Rows from a dataset:
· · · · ·

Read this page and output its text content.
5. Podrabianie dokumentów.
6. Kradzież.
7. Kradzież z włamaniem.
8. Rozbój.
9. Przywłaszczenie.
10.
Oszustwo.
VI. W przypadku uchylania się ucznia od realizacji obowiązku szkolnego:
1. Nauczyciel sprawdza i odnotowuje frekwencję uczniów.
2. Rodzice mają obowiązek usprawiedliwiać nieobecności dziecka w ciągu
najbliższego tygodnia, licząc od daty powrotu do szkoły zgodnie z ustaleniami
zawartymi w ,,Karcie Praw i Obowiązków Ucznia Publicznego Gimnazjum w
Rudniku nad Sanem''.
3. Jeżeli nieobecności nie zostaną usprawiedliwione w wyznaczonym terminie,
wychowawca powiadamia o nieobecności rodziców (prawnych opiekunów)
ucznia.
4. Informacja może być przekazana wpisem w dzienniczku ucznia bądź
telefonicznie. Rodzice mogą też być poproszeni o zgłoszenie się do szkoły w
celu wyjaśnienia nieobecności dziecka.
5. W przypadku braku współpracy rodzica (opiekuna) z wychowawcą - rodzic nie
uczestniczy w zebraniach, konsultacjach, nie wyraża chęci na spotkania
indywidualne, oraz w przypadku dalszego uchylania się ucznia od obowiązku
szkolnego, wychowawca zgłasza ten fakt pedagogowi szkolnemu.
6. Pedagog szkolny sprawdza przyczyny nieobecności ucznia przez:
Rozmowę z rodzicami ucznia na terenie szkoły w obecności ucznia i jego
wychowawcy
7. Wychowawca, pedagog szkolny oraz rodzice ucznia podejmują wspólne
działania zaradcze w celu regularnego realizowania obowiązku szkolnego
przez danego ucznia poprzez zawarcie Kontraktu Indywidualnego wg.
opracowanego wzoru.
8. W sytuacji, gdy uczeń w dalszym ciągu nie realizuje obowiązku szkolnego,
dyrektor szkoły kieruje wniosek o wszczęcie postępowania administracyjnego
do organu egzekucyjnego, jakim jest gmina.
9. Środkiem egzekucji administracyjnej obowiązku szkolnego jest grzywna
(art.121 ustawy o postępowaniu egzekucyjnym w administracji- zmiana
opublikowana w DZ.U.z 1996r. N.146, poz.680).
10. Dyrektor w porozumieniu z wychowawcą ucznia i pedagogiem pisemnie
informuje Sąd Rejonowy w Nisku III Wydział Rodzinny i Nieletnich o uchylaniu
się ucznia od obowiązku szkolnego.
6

· · · · ·

Extract all the entries word for word.

> _Written response_:
Read this page and output its text content.
5. Podrabianie dokumentów.
6. Kradzież.
7. Kradzież z włamaniem.
8. Rozbój.
9. Przywłaszczenie.
10.
Oszustwo.
VI. W przypadku uchylania się ucznia od realizacji obowiązku szkolnego:
1. Nauczyciel sprawdza i odnotowuje frekwencję uczniów.
2. Rodzice mają obowiązek usprawiedliwiać nieobecności dziecka w ciągu
najbliższego tygodnia, licząc od daty powrotu do szkoły zgodnie z ustaleniami
zawartymi w ,,Karcie Praw i Obowiązków Ucznia Publicznego Gimnazjum w
Rudniku nad Sanem''.
3. Jeżeli nieobecności nie zostaną usprawiedliwione w wyznaczonym terminie,
wychowawca powiadamia o nieobecności rodziców (prawnych opiekunów)
ucznia.
4. Informacja może być przekazana wpisem w dzienniczku ucznia bądź
telefonicznie. Rodzice mogą też być poproszeni o zgłoszenie się do szkoły w
celu wyjaśnienia nieobecności dziecka.
5. W przypadku braku współpracy rodzica (opiekuna) z wychowawcą - rodzic nie
uczestniczy w zebraniach, konsultacjach, nie wyraża chęci na spotkania
indywidualne, oraz w przypadku dalszego uchylania się ucznia od obowiązku
szkolnego, wychowawca zgłasza ten fakt pedagogowi szkolnemu.
6. Pedagog szkolny sprawdza przyczyny nieobecności ucznia przez:
Rozmowę z rodzicami ucznia na terenie szkoły w obecności ucznia i jego
wychowawcy
7. Wychowawca, pedagog szkolny oraz rodzice ucznia podejmują wspólne
działania zaradcze w celu regularnego realizowania obowiązku szkolnego
przez danego ucznia poprzez zawarcie Kontraktu Indywidualnego wg.
opracowanego wzoru.
8. W sytuacji, gdy uczeń w dalszym ciągu nie realizuje obowiązku szkolnego,
dyrektor szkoły kieruje wniosek o wszczęcie postępowania administracyjnego
do organu egzekucyjnego, jakim jest gmina.
9. Środkiem egzekucji administracyjnej obowiązku szkolnego jest grzywna
(art.121 ustawy o postępowaniu egzekucyjnym w administracji- zmiana
opublikowana w DZ.U.z 1996r. N.146, poz.680).
10. Dyrektor w porozumieniu z wychowawcą ucznia i pedagogiem pisemnie
informuje Sąd Rejonowy w Nisku III Wydział Rodzinny i Nieletnich o uchylaniu
się ucznia od obowiązku szkolnego.
6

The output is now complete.